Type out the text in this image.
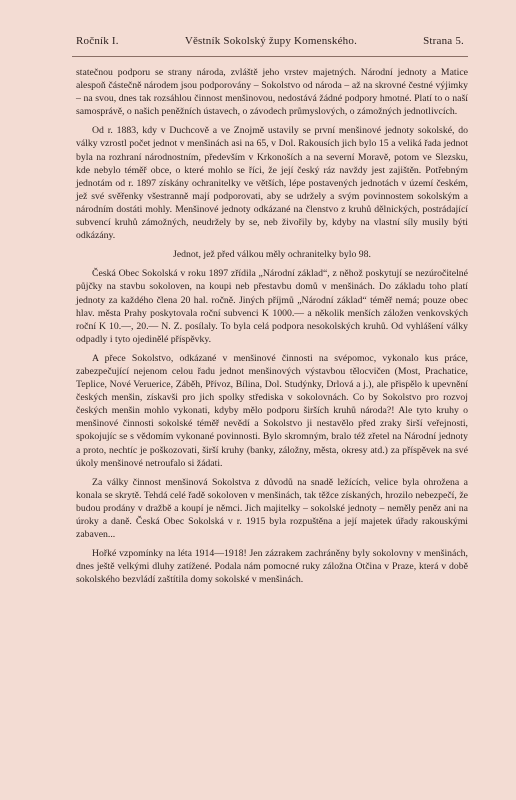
Ročník I.	Věstník Sokolský župy Komenského.	Strana 5.

statečnou podporu se strany národa, zvláště jeho vrstev majetných. Národní jednoty a Matice alespoň částečně národem jsou podporovány – Sokolstvo od národa – až na skrovné čestné výjimky – na svou, dnes tak rozsáhlou činnost menšinovou, nedostává žádné podpory hmotné. Platí to o naší samosprávě, o našich peněžních ústavech, o závodech průmyslových, o zámožných jednotlivcích.

Od r. 1883, kdy v Duchcově a ve Znojmě ustavily se první menšinové jednoty sokolské, do války vzrostl počet jednot v menšinách asi na 65, v Dol. Rakousích jich bylo 15 a veliká řada jednot byla na rozhraní národnostním, především v Krkonoších a na severní Moravě, potom ve Slezsku, kde nebylo téměř obce, o které mohlo se říci, že její český ráz navždy jest zajištěn. Potřebným jednotám od r. 1897 získány ochranitelky ve větších, lépe postavených jednotách v území českém, jež své svěřenky všestranně mají podporovati, aby se udržely a svým povinnostem sokolským a národním dostáti mohly. Menšinové jednoty odkázané na členstvo z kruhů dělnických, postrádající subvencí kruhů zámožných, neudržely by se, neb živořily by, kdyby na vlastní síly musily býti odkázány.

Jednot, jež před válkou měly ochranitelky bylo 98.

Česká Obec Sokolská v roku 1897 zřídila „Národní základ“, z něhož poskytují se nezúročitelné půjčky na stavbu sokoloven, na koupi neb přestavbu domů v menšinách. Do základu toho platí jednoty za každého člena 20 hal. ročně. Jiných příjmů „Národní základ“ téměř nemá; pouze obec hlav. města Prahy poskytovala roční subvenci K 1000.— a několik menších záložen venkovských roční K 10.—, 20.— N. Z. posílaly. To byla celá podpora nesokolských kruhů. Od vyhlášení války odpadly i tyto ojedinělé příspěvky.

A přece Sokolstvo, odkázané v menšinové činnosti na svépomoc, vykonalo kus práce, zabezpečující nejenom celou řadu jednot menšinových výstavbou tělocvičen (Most, Prachatice, Teplice, Nové Veruerice, Záběh, Přívoz, Bílina, Dol. Studýnky, Drlová a j.), ale přispělo k upevnění českých menšin, získavši pro jich spolky střediska v sokolovnách. Co by Sokolstvo pro rozvoj českých menšin mohlo vykonati, kdyby mělo podporu širších kruhů národa?! Ale tyto kruhy o menšinové činnosti sokolské téměř nevědí a Sokolstvo ji nestavělo před zraky širší veřejnosti, spokojujíc se s vědomím vykonané povinnosti. Bylo skromným, bralo též zřetel na Národní jednoty a proto, nechtíc je poškozovati, širší kruhy (banky, záložny, města, okresy atd.) za příspěvek na své úkoly menšinové netroufalo si žádati.

Za války činnost menšinová Sokolstva z důvodů na snadě ležících, velice byla ohrožena a konala se skrytě. Tehdá celé řadě sokoloven v menšinách, tak těžce získaných, hrozilo nebezpečí, že budou prodány v dražbě a koupí je němci. Jich majitelky – sokolské jednoty – neměly peněz ani na úroky a daně. Česká Obec Sokolská v r. 1915 byla rozpuštěna a její majetek úřady rakouskými zabaven...

Hořké vzpomínky na léta 1914—1918! Jen zázrakem zachráněny byly sokolovny v menšinách, dnes ještě velkými dluhy zatížené. Podala nám pomocné ruky záložna Otčina v Praze, která v době sokolského bezvládí zaštítila domy sokolské v menšinách.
+ + + +
**WHAT IS NEEDED:** Can the entries above be repeated exactly, without their pictures?

**EXERCISE RESPONSE:**
Type out the text in this image.
Ročník I.	Věstník Sokolský župy Komenského.	Strana 5.

statečnou podporu se strany národa, zvláště jeho vrstev majetných. Národní jednoty a Matice alespoň částečně národem jsou podporovány – Sokolstvo od národa – až na skrovné čestné výjimky – na svou, dnes tak rozsáhlou činnost menšinovou, nedostává žádné podpory hmotné. Platí to o naší samosprávě, o našich peněžních ústavech, o závodech průmyslových, o zámožných jednotlivcích.

Od r. 1883, kdy v Duchcově a ve Znojmě ustavily se první menšinové jednoty sokolské, do války vzrostl počet jednot v menšinách asi na 65, v Dol. Rakousích jich bylo 15 a veliká řada jednot byla na rozhraní národnostním, především v Krkonoších a na severní Moravě, potom ve Slezsku, kde nebylo téměř obce, o které mohlo se říci, že její český ráz navždy jest zajištěn. Potřebným jednotám od r. 1897 získány ochranitelky ve větších, lépe postavených jednotách v území českém, jež své svěřenky všestranně mají podporovati, aby se udržely a svým povinnostem sokolským a národním dostáti mohly. Menšinové jednoty odkázané na členstvo z kruhů dělnických, postrádající subvencí kruhů zámožných, neudržely by se, neb živořily by, kdyby na vlastní síly musily býti odkázány.

Jednot, jež před válkou měly ochranitelky bylo 98.

Česká Obec Sokolská v roku 1897 zřídila „Národní základ“, z něhož poskytují se nezúročitelné půjčky na stavbu sokoloven, na koupi neb přestavbu domů v menšinách. Do základu toho platí jednoty za každého člena 20 hal. ročně. Jiných příjmů „Národní základ“ téměř nemá; pouze obec hlav. města Prahy poskytovala roční subvenci K 1000.— a několik menších záložen venkovských roční K 10.—, 20.— N. Z. posílaly. To byla celá podpora nesokolských kruhů. Od vyhlášení války odpadly i tyto ojedinělé příspěvky.

A přece Sokolstvo, odkázané v menšinové činnosti na svépomoc, vykonalo kus práce, zabezpečující nejenom celou řadu jednot menšinových výstavbou tělocvičen (Most, Prachatice, Teplice, Nové Veruerice, Záběh, Přívoz, Bílina, Dol. Studýnky, Drlová a j.), ale přispělo k upevnění českých menšin, získavši pro jich spolky střediska v sokolovnách. Co by Sokolstvo pro rozvoj českých menšin mohlo vykonati, kdyby mělo podporu širších kruhů národa?! Ale tyto kruhy o menšinové činnosti sokolské téměř nevědí a Sokolstvo ji nestavělo před zraky širší veřejnosti, spokojujíc se s vědomím vykonané povinnosti. Bylo skromným, bralo též zřetel na Národní jednoty a proto, nechtíc je poškozovati, širší kruhy (banky, záložny, města, okresy atd.) za příspěvek na své úkoly menšinové netroufalo si žádati.

Za války činnost menšinová Sokolstva z důvodů na snadě ležících, velice byla ohrožena a konala se skrytě. Tehdá celé řadě sokoloven v menšinách, tak těžce získaných, hrozilo nebezpečí, že budou prodány v dražbě a koupí je němci. Jich majitelky – sokolské jednoty – neměly peněz ani na úroky a daně. Česká Obec Sokolská v r. 1915 byla rozpuštěna a její majetek úřady rakouskými zabaven...

Hořké vzpomínky na léta 1914—1918! Jen zázrakem zachráněny byly sokolovny v menšinách, dnes ještě velkými dluhy zatížené. Podala nám pomocné ruky záložna Otčina v Praze, která v době sokolského bezvládí zaštítila domy sokolské v menšinách.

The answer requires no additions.